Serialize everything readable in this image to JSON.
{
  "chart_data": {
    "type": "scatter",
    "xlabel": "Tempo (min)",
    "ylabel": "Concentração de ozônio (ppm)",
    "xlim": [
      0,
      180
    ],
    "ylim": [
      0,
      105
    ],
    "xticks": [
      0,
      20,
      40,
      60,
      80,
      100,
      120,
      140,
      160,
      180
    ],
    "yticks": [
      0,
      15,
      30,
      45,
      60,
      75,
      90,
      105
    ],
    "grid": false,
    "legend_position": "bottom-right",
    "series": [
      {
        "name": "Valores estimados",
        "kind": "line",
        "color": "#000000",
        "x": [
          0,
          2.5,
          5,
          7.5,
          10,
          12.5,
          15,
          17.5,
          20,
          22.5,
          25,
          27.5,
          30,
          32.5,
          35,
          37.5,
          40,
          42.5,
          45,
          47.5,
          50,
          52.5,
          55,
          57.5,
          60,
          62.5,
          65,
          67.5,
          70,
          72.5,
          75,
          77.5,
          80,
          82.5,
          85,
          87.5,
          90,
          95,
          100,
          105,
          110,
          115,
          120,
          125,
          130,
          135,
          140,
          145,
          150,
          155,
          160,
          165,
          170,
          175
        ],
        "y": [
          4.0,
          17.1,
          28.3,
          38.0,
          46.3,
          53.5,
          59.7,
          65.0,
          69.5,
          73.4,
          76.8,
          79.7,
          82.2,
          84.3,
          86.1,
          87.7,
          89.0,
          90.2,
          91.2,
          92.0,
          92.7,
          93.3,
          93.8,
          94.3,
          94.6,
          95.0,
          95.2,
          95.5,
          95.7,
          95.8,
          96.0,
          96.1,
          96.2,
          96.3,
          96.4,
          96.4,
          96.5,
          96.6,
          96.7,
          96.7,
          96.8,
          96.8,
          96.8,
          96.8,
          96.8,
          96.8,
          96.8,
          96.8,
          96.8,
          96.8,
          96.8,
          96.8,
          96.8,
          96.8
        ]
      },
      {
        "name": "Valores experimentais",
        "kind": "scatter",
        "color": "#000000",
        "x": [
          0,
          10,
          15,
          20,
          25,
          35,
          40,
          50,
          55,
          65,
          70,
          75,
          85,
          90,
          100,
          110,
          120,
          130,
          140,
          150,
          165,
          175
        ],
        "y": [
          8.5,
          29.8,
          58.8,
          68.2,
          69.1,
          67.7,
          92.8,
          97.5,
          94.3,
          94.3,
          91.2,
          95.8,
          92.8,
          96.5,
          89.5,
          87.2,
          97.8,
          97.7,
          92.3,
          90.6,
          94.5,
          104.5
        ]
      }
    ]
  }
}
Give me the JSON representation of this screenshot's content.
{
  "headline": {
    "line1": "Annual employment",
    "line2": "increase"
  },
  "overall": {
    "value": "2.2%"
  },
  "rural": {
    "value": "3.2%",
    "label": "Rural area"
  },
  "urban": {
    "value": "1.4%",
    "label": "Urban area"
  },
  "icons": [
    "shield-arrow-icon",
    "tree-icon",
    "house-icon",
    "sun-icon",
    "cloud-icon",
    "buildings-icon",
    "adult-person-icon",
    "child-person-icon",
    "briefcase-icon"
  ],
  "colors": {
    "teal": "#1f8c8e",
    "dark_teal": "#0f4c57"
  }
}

=== To do ===
Please output the entire listing exactly as it stands.

=== Answer to the exercise ===
Serialize everything readable in this image to JSON.
{
  "chart_data": {
    "type": "scatter",
    "xlabel": "Tempo (min)",
    "ylabel": "Concentração de ozônio (ppm)",
    "xlim": [
      0,
      180
    ],
    "ylim": [
      0,
      105
    ],
    "xticks": [
      0,
      20,
      40,
      60,
      80,
      100,
      120,
      140,
      160,
      180
    ],
    "yticks": [
      0,
      15,
      30,
      45,
      60,
      75,
      90,
      105
    ],
    "grid": false,
    "legend_position": "bottom-right",
    "series": [
      {
        "name": "Valores estimados",
        "kind": "line",
        "color": "#000000",
        "x": [
          0,
          2.5,
          5,
          7.5,
          10,
          12.5,
          15,
          17.5,
          20,
          22.5,
          25,
          27.5,
          30,
          32.5,
          35,
          37.5,
          40,
          42.5,
          45,
          47.5,
          50,
          52.5,
          55,
          57.5,
          60,
          62.5,
          65,
          67.5,
          70,
          72.5,
          75,
          77.5,
          80,
          82.5,
          85,
          87.5,
          90,
          95,
          100,
          105,
          110,
          115,
          120,
          125,
          130,
          135,
          140,
          145,
          150,
          155,
          160,
          165,
          170,
          175
        ],
        "y": [
          4.0,
          17.1,
          28.3,
          38.0,
          46.3,
          53.5,
          59.7,
          65.0,
          69.5,
          73.4,
          76.8,
          79.7,
          82.2,
          84.3,
          86.1,
          87.7,
          89.0,
          90.2,
          91.2,
          92.0,
          92.7,
          93.3,
          93.8,
          94.3,
          94.6,
          95.0,
          95.2,
          95.5,
          95.7,
          95.8,
          96.0,
          96.1,
          96.2,
          96.3,
          96.4,
          96.4,
          96.5,
          96.6,
          96.7,
          96.7,
          96.8,
          96.8,
          96.8,
          96.8,
          96.8,
          96.8,
          96.8,
          96.8,
          96.8,
          96.8,
          96.8,
          96.8,
          96.8,
          96.8
        ]
      },
      {
        "name": "Valores experimentais",
        "kind": "scatter",
        "color": "#000000",
        "x": [
          0,
          10,
          15,
          20,
          25,
          35,
          40,
          50,
          55,
          65,
          70,
          75,
          85,
          90,
          100,
          110,
          120,
          130,
          140,
          150,
          165,
          175
        ],
        "y": [
          8.5,
          29.8,
          58.8,
          68.2,
          69.1,
          67.7,
          92.8,
          97.5,
          94.3,
          94.3,
          91.2,
          95.8,
          92.8,
          96.5,
          89.5,
          87.2,
          97.8,
          97.7,
          92.3,
          90.6,
          94.5,
          104.5
        ]
      }
    ]
  }
}
Give me the JSON representation of this screenshot's content.
{
  "headline": {
    "line1": "Annual employment",
    "line2": "increase"
  },
  "overall": {
    "value": "2.2%"
  },
  "rural": {
    "value": "3.2%",
    "label": "Rural area"
  },
  "urban": {
    "value": "1.4%",
    "label": "Urban area"
  },
  "icons": [
    "shield-arrow-icon",
    "tree-icon",
    "house-icon",
    "sun-icon",
    "cloud-icon",
    "buildings-icon",
    "adult-person-icon",
    "child-person-icon",
    "briefcase-icon"
  ],
  "colors": {
    "teal": "#1f8c8e",
    "dark_teal": "#0f4c57"
  }
}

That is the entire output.